• **CHALLENGE**
Copy out the lines that include the word "cette".

• **Dataset items**
* begin *

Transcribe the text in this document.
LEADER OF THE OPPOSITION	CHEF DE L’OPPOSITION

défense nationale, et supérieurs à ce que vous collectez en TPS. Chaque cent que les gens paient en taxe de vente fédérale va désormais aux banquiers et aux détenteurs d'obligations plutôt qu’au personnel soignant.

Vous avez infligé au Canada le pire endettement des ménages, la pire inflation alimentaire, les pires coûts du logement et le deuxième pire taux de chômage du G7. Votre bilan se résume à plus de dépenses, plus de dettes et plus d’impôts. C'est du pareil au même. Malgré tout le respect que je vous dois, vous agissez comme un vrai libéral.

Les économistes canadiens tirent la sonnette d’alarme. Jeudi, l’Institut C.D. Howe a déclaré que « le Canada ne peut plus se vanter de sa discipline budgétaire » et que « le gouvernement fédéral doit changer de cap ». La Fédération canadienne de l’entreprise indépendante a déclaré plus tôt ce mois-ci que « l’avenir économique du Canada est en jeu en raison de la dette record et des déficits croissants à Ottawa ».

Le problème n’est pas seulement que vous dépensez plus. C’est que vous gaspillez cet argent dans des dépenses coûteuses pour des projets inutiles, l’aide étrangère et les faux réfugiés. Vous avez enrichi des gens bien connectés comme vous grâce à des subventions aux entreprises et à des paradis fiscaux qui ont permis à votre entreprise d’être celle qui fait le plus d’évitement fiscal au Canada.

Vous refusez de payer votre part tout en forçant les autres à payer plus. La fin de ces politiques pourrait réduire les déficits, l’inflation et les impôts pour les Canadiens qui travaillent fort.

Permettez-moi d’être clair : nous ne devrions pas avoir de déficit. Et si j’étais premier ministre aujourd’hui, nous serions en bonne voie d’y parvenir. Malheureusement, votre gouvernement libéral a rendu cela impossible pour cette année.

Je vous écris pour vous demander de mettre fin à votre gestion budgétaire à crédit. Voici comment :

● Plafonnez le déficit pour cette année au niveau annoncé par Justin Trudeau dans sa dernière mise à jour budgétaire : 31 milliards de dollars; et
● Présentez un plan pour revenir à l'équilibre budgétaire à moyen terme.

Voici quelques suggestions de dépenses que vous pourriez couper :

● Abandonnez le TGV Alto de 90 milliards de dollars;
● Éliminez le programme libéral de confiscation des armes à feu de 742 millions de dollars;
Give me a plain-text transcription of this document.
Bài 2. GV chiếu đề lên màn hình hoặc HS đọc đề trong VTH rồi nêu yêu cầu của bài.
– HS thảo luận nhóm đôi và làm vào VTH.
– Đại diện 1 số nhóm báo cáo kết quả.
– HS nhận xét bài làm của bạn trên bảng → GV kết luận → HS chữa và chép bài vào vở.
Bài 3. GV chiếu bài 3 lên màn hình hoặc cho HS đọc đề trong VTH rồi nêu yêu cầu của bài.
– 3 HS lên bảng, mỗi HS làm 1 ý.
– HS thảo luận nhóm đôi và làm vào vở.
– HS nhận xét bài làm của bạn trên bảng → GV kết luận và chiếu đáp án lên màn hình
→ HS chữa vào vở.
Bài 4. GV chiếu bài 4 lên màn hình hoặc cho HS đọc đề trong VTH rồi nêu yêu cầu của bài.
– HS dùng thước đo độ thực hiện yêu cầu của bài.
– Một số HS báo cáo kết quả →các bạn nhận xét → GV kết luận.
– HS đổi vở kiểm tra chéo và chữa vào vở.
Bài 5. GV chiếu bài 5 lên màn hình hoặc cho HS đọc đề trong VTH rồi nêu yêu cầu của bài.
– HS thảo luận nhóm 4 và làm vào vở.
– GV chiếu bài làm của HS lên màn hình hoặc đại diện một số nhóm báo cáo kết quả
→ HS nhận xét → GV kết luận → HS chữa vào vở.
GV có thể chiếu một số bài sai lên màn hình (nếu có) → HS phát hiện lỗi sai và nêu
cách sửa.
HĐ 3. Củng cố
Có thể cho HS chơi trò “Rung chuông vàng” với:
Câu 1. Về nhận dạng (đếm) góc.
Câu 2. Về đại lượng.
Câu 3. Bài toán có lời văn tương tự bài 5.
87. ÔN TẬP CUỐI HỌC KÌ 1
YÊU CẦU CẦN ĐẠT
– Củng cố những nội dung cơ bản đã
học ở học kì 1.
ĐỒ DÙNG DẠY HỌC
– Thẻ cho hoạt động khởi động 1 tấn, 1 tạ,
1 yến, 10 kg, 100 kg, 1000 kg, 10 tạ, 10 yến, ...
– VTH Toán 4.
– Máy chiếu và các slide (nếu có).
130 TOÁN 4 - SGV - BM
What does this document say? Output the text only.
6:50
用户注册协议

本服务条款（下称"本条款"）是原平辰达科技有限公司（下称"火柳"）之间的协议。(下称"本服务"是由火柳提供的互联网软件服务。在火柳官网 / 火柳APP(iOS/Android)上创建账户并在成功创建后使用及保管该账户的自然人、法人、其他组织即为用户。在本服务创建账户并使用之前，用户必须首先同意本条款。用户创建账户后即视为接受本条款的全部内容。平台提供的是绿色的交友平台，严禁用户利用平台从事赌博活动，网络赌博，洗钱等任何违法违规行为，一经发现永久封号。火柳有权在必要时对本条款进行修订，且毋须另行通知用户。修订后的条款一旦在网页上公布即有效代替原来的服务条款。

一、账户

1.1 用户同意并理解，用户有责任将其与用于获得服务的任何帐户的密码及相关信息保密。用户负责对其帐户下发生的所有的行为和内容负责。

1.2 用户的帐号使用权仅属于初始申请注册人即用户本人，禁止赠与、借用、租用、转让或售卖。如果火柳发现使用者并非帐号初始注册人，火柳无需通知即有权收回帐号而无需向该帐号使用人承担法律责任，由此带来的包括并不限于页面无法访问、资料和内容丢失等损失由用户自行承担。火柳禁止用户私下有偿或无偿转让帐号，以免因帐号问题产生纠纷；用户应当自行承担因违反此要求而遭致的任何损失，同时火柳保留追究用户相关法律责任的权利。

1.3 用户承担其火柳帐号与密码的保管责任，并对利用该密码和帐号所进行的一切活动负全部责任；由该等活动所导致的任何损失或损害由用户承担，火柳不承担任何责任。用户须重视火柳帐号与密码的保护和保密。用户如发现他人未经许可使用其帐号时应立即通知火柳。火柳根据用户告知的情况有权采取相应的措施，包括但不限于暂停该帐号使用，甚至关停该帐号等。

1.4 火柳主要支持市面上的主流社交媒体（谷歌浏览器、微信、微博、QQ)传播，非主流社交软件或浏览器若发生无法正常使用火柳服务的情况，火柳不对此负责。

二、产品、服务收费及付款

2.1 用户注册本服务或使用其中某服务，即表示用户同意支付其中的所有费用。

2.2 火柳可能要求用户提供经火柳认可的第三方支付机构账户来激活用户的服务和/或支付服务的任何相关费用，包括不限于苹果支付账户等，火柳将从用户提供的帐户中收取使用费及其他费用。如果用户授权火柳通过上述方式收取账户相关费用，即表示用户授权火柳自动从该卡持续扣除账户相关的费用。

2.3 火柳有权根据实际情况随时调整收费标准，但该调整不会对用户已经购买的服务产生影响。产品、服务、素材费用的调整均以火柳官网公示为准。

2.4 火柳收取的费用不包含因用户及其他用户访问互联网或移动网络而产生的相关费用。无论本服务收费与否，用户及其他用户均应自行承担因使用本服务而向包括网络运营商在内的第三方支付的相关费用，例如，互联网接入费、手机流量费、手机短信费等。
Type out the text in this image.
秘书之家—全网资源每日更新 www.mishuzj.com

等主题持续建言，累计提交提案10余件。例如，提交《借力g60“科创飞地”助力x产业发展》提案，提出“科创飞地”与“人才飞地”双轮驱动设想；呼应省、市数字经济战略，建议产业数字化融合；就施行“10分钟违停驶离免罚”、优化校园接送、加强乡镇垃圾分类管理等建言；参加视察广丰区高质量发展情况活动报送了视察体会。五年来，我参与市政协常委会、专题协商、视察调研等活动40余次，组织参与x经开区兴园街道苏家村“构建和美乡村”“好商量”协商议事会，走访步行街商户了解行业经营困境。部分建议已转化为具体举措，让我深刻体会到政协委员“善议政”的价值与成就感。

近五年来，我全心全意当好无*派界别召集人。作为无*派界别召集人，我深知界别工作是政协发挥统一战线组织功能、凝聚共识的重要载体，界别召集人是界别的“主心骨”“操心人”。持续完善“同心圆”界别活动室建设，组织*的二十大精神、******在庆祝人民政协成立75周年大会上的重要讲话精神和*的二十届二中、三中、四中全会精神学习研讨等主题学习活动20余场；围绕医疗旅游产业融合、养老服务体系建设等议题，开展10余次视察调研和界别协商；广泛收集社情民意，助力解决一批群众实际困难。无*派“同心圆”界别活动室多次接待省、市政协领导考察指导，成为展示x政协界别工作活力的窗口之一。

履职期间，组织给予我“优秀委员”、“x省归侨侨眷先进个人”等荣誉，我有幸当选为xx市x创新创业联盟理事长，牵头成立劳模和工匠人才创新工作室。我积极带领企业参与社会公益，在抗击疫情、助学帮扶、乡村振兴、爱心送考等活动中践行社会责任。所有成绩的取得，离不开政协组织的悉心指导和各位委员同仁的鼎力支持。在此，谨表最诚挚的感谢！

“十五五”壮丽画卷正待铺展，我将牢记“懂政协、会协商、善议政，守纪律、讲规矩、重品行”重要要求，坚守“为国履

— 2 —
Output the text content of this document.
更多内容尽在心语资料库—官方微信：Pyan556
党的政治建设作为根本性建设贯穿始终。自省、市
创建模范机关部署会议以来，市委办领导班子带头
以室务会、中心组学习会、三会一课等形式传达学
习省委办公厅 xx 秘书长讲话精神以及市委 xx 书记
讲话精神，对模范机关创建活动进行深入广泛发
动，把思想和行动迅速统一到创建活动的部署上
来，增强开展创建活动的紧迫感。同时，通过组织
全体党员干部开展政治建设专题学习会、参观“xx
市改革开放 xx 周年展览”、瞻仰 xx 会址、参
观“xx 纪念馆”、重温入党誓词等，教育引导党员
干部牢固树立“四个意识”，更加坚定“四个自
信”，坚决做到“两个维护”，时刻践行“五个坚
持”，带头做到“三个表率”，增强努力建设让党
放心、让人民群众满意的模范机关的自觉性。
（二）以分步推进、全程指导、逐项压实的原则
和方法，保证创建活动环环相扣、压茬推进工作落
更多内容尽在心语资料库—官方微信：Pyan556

* end *

• **SOLUTION**
Permettez-moi d’être clair : nous ne devrions pas avoir de déficit. Et si j’étais premier ministre aujourd’hui, nous serions en bonne voie d’y parvenir. Malheureusement, votre gouvernement libéral a rendu cela impossible pour cette année.
● Plafonnez le déficit pour cette année au niveau annoncé par Justin Trudeau dans sa dernière mise à jour budgétaire : 31 milliards de dollars; et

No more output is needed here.